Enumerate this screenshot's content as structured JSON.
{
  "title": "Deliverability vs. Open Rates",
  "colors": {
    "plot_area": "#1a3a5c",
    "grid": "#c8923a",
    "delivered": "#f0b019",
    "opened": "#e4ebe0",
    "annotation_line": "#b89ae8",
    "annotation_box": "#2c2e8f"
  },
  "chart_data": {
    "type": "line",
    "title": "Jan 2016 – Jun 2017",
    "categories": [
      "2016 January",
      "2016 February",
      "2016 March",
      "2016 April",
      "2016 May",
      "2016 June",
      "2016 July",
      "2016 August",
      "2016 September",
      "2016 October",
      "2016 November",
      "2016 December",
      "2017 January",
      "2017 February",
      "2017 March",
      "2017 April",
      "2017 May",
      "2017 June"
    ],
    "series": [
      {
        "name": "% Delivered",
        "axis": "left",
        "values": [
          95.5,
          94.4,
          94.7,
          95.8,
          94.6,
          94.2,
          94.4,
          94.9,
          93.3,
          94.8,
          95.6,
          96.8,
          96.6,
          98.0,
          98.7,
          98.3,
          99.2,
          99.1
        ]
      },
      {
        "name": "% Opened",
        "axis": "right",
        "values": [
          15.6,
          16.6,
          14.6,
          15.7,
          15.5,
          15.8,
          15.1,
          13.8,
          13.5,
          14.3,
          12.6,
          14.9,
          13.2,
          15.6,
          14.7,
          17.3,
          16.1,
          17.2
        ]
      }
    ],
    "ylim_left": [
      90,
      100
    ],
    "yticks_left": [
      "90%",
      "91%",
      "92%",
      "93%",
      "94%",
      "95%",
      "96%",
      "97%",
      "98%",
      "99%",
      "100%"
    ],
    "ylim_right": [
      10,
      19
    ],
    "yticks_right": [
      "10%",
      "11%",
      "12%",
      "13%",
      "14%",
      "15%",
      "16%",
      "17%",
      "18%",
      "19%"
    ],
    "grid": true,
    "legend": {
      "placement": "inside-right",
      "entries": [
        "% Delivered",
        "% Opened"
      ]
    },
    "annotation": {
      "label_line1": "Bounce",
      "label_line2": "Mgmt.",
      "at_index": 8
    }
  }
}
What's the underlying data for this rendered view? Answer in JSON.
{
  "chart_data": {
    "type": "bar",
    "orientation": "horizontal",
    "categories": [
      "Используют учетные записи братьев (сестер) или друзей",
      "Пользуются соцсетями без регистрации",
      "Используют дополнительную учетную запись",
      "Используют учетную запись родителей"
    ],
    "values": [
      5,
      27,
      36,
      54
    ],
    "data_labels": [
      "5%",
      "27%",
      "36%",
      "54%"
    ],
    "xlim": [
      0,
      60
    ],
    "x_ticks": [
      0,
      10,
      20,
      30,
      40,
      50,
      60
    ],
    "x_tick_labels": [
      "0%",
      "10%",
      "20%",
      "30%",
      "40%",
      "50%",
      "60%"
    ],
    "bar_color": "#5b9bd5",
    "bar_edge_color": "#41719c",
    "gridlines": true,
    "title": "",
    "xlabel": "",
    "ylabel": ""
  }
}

DIRECTIONS FOR THIS TASK. Everything from the line with "What's the underlying" to the end of the listing above needs to be duplicated exactly, both end lines included, with nothing more.

ANSWER FOR THIS EXERCISE.
What's the underlying data for this rendered view? Answer in JSON.
{
  "chart_data": {
    "type": "bar",
    "orientation": "horizontal",
    "categories": [
      "Используют учетные записи братьев (сестер) или друзей",
      "Пользуются соцсетями без регистрации",
      "Используют дополнительную учетную запись",
      "Используют учетную запись родителей"
    ],
    "values": [
      5,
      27,
      36,
      54
    ],
    "data_labels": [
      "5%",
      "27%",
      "36%",
      "54%"
    ],
    "xlim": [
      0,
      60
    ],
    "x_ticks": [
      0,
      10,
      20,
      30,
      40,
      50,
      60
    ],
    "x_tick_labels": [
      "0%",
      "10%",
      "20%",
      "30%",
      "40%",
      "50%",
      "60%"
    ],
    "bar_color": "#5b9bd5",
    "bar_edge_color": "#41719c",
    "gridlines": true,
    "title": "",
    "xlabel": "",
    "ylabel": ""
  }
}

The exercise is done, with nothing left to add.